--- What to do ---
[1] Using the passage about collecting a parcel from the post office, decide whether each statement agrees with it: (a) the clerk accepted the British driving license as proof of identity, (b) the round-trip to Vällingby took a little over an hour, (c) the Samsung E1270 cost £7. Answer yes or no for each and quote the deciding words.
[2] Repeat the part of the passage about collecting a parcel starting with "Unfortunately on my" and going on through "now long overdue new phone.".

--- Extract ---
Unfortunately on my arrival at the post office desk I was told that I wouldn’t be able to use my British drivers license as proof of my identity to retrieve my parcel, and the only acceptable form of international identification would be a passport. Given that I have previously collected post using my driving license, and as recently as last week got a package out without even being asked so much as my name, let alone for some form of ID, I was pretty disappointed that the person manning the post office today was a stickler for the rules. ‘But one must respect that she is only doing her job,’ I reminded myself, and since it wasn’t such a chronic bother, I took myself home to collect my passport and returned to pick up my now long overdue new phone.

The round-trip to my current residence in Vällingby took a little over an hour (when I made mention of my ‘local’ post office earlier, it is in fact local to the address where I am still formally registered according to the Swedish government. I have actually lived with a friend in Vällingby for 6 months but never dared to admit it to anyone. Vällingby is pretty crap. Sorry Vällingby) but the time simply flew by as the excitement of picking up my fresh new telephone grew.

My current mobile is an iPhone 4. Undoubtedly a great piece of kit in its day but I only got it as a freebie as it had run its course for the previous owner and was in a pretty bad way; cracked screen etc. Before that I had owned a Samsung E1270, a capable caller and texter, but for £7 (€8.50/$11.75/77 kr) nothing to be too excited about when I first unwrapped its non-descript blue box. It is over 4 years since I last had the shiny-new-phone buzz associated with a freshly signed contract so that extra hour didn’t seem like such a big deal.

--- Records ---
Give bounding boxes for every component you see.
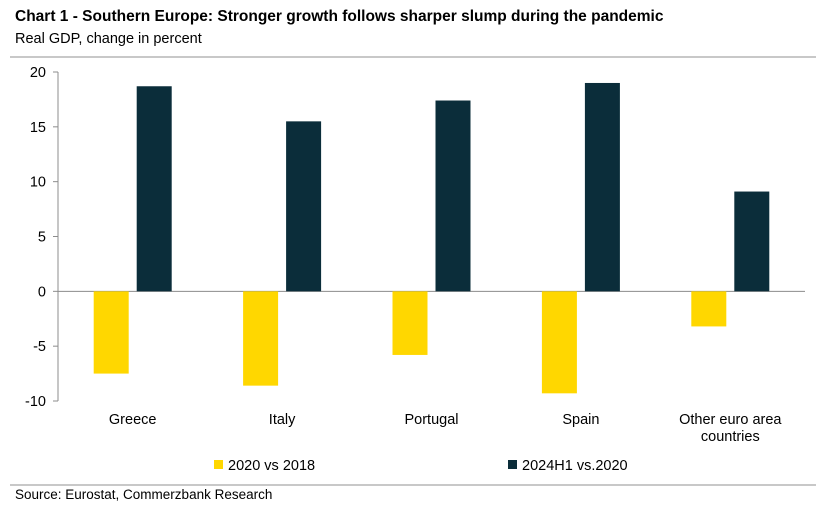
- y-tick-label: 20: [30, 65, 46, 81]
- top-divider: [10, 56, 816, 58]
- y-tick-label: 5: [38, 230, 46, 246]
- y-tick-label: -10: [25, 394, 46, 410]
- bar-series-2020-vs-2018: [541, 291, 577, 394]
- x-category-label: Spain: [562, 412, 599, 428]
- bar-series-2024h1-vs-2020: [435, 100, 471, 292]
- bar-series-2020-vs-2018: [93, 291, 129, 374]
- chart-title: Chart 1 - Southern Europe: Stronger grow…: [15, 8, 664, 25]
- y-tick-label: 10: [30, 175, 46, 191]
- legend-label: 2020 vs 2018: [228, 458, 315, 474]
- bar-series-2024h1-vs-2020: [286, 121, 322, 292]
- source-note: Source: Eurostat, Commerzbank Research: [15, 487, 273, 502]
- y-tick-label: 0: [38, 284, 46, 300]
- bar-series-2024h1-vs-2020: [734, 191, 770, 292]
- bar-series-2020-vs-2018: [243, 291, 279, 386]
- bar-series-2020-vs-2018: [691, 291, 727, 327]
- legend-swatch: [508, 460, 517, 469]
- x-category-label: Greece: [109, 412, 157, 428]
- legend-label: 2024H1 vs.2020: [522, 458, 628, 474]
- y-tick-label: 15: [30, 120, 46, 136]
- bar-series-2024h1-vs-2020: [584, 82, 620, 292]
- bar-chart: 20 15 10 5 0 -5 -10 Greece Italy Portugal Spain Oth…: [25, 65, 805, 474]
- legend-swatch: [214, 460, 223, 469]
- bottom-divider: [10, 484, 816, 486]
- chart-subtitle: Real GDP, change in percent: [15, 31, 202, 47]
- x-category-label: countries: [701, 429, 760, 445]
- x-category-label: Italy: [269, 412, 296, 428]
- bar-series-2020-vs-2018: [392, 291, 428, 355]
- y-tick-label: -5: [33, 339, 46, 355]
- x-category-label: Other euro area: [679, 412, 782, 428]
- x-category-label: Portugal: [404, 412, 458, 428]
- bar-series-2024h1-vs-2020: [136, 86, 172, 292]
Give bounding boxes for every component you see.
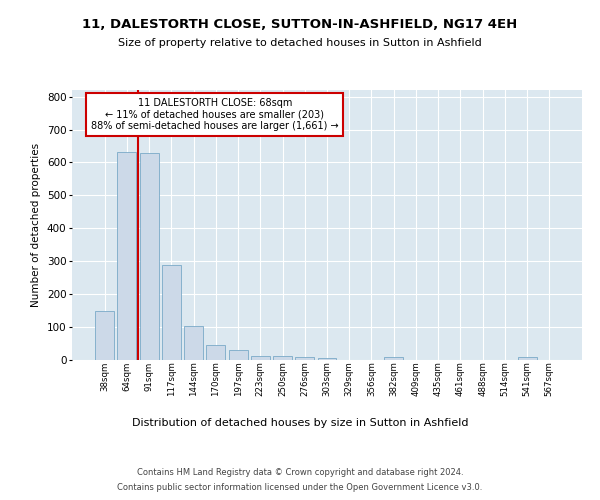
Bar bbox=[317, 358, 337, 360]
Text: Contains HM Land Registry data © Crown copyright and database right 2024.: Contains HM Land Registry data © Crown c… bbox=[137, 468, 463, 477]
Bar bbox=[295, 358, 314, 360]
Bar bbox=[162, 265, 181, 360]
Bar bbox=[384, 358, 403, 360]
Bar bbox=[251, 356, 270, 360]
Text: 11 DALESTORTH CLOSE: 68sqm
← 11% of detached houses are smaller (203)
88% of sem: 11 DALESTORTH CLOSE: 68sqm ← 11% of deta… bbox=[91, 98, 338, 132]
Text: Contains public sector information licensed under the Open Government Licence v3: Contains public sector information licen… bbox=[118, 483, 482, 492]
Bar bbox=[184, 326, 203, 360]
Bar bbox=[118, 152, 136, 360]
Bar bbox=[140, 153, 158, 360]
Y-axis label: Number of detached properties: Number of detached properties bbox=[31, 143, 41, 307]
Bar bbox=[206, 344, 225, 360]
Bar bbox=[273, 356, 292, 360]
Text: Size of property relative to detached houses in Sutton in Ashfield: Size of property relative to detached ho… bbox=[118, 38, 482, 48]
Bar bbox=[518, 358, 536, 360]
Text: Distribution of detached houses by size in Sutton in Ashfield: Distribution of detached houses by size … bbox=[132, 418, 468, 428]
Text: 11, DALESTORTH CLOSE, SUTTON-IN-ASHFIELD, NG17 4EH: 11, DALESTORTH CLOSE, SUTTON-IN-ASHFIELD… bbox=[82, 18, 518, 30]
Bar bbox=[229, 350, 248, 360]
Bar bbox=[95, 312, 114, 360]
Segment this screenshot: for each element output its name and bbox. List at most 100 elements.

--- Exercise solutions ---
[1]
(a) No: "I wouldn’t be able to use my British drivers license as proof of my identity to retrieve my parcel"
(b) Yes: "The round-trip to my current residence in Vällingby took a little over an hour"
(c) Yes: "for £7 (€8.50/$11.75/77 kr) nothing to be too excited about"

[2]
Unfortunately on my arrival at the post office desk I was told that I wouldn’t be able to use my British drivers license as proof of my identity to retrieve my parcel, and the only acceptable form of international identification would be a passport. Given that I have previously collected post using my driving license, and as recently as last week got a package out without even being asked so much as my name, let alone for some form of ID, I was pretty disappointed that the person manning the post office today was a stickler for the rules. ‘But one must respect that she is only doing her job,’ I reminded myself, and since it wasn’t such a chronic bother, I took myself home to collect my passport and returned to pick up my now long overdue new phone.